YOUR OBJECTIVE:
Where a line of the material contains the string "percent", copy that line.
╭─ ENTRIES SUPPLIED
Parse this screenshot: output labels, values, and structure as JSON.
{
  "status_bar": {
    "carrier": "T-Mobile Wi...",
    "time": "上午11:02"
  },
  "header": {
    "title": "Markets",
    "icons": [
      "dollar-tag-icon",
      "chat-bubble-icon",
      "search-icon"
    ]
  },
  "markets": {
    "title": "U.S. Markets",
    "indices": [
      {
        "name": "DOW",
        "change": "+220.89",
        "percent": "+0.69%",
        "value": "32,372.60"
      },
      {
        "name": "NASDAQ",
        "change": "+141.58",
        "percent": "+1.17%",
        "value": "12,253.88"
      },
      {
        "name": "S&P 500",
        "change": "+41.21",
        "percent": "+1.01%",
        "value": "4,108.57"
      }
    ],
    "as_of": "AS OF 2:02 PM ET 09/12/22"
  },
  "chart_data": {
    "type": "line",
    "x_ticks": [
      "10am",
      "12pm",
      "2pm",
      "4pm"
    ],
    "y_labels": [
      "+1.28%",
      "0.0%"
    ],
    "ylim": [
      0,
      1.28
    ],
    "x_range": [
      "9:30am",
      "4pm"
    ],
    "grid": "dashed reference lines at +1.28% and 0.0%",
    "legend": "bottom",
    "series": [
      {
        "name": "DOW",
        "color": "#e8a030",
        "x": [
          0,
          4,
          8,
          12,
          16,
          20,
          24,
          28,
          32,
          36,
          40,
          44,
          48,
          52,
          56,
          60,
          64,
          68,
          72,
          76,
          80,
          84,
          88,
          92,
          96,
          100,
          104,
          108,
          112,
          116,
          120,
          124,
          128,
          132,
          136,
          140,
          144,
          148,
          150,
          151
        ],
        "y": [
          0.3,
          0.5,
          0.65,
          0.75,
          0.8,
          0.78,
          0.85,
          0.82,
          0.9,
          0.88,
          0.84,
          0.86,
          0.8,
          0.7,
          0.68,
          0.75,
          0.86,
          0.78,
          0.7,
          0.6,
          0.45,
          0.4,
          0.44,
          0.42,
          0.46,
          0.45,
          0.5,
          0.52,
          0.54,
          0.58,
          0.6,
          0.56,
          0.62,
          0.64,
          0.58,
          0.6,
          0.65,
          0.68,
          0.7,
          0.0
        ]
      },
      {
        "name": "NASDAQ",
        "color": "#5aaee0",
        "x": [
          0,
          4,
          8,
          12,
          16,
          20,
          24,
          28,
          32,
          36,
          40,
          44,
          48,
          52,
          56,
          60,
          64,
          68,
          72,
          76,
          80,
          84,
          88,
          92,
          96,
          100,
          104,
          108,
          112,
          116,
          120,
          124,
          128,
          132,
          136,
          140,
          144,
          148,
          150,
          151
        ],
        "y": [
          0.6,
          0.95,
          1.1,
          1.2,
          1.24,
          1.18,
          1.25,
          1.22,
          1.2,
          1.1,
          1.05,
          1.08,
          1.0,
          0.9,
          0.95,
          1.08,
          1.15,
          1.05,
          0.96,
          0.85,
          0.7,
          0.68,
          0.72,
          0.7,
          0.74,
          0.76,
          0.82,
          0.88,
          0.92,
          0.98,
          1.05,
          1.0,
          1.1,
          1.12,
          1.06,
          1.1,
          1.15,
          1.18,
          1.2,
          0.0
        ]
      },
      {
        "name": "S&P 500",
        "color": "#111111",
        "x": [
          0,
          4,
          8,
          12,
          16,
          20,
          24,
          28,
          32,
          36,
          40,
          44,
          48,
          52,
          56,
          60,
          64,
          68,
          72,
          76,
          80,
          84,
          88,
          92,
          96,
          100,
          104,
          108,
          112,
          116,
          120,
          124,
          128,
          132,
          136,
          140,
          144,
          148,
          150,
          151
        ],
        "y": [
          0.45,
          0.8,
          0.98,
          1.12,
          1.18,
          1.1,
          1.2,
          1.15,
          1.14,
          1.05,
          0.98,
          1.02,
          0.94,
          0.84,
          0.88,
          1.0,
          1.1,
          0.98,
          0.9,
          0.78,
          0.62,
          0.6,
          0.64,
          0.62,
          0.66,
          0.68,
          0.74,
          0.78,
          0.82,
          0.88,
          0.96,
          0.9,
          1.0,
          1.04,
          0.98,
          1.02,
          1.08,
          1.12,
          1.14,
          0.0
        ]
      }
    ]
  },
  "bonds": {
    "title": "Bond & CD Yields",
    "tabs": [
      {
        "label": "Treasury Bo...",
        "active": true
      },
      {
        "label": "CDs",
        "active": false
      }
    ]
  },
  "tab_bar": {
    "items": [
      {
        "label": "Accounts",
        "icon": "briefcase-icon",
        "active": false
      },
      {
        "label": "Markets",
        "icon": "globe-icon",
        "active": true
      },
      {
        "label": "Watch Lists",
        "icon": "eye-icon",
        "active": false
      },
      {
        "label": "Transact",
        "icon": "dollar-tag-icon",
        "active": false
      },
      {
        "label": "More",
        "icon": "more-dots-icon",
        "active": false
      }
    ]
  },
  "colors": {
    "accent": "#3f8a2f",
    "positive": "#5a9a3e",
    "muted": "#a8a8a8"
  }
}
╰─
RESULT FOR THIS EXERCISE:
        "percent": "+0.69%",
        "percent": "+1.17%",
        "percent": "+1.01%",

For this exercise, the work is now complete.